[begin Data listing]

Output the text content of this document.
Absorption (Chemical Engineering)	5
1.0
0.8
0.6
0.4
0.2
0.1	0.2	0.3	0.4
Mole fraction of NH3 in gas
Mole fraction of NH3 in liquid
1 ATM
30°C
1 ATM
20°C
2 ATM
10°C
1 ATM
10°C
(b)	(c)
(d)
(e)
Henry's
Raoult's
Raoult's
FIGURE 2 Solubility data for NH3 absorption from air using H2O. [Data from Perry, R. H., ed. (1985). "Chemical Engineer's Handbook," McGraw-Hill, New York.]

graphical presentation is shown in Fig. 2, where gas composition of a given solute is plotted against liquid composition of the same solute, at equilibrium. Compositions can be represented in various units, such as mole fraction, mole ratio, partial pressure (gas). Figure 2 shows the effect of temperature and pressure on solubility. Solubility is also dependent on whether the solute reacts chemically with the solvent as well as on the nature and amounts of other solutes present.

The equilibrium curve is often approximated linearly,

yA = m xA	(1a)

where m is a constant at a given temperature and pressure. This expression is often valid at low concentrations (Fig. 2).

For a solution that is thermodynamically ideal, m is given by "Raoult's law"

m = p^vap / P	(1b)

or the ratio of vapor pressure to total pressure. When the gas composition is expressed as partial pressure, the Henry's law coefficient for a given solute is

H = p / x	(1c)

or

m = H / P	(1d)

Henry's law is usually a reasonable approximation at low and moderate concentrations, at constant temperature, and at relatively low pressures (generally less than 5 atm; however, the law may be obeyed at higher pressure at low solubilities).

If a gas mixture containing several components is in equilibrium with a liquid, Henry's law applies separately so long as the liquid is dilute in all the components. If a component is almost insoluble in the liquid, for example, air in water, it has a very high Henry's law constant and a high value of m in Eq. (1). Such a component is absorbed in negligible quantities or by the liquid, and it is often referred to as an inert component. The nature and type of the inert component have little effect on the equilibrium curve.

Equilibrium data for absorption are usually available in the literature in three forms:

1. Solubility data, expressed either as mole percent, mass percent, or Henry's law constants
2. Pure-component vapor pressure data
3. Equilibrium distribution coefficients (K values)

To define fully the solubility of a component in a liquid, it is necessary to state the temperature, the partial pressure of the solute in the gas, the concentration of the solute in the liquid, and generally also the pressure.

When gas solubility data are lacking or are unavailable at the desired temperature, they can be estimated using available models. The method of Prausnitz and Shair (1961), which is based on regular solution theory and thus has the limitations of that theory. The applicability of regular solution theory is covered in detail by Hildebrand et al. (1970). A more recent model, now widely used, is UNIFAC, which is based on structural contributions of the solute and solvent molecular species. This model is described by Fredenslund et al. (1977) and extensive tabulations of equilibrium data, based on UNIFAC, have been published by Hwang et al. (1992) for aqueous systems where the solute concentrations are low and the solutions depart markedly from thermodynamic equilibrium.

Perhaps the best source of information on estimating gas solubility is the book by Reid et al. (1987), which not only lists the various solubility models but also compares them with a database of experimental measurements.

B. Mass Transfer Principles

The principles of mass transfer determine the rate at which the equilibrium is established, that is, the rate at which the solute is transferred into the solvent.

[end Data listing]

Instruction: Search the entries for "expressed" and copy out each line that has it.

Output for this task:
or the ratio of vapor pressure to total pressure. When the gas composition is expressed as partial pressure, the Henry's law coefficient for a given solute is
1. Solubility data, expressed either as mole percent, mass percent, or Henry's law constants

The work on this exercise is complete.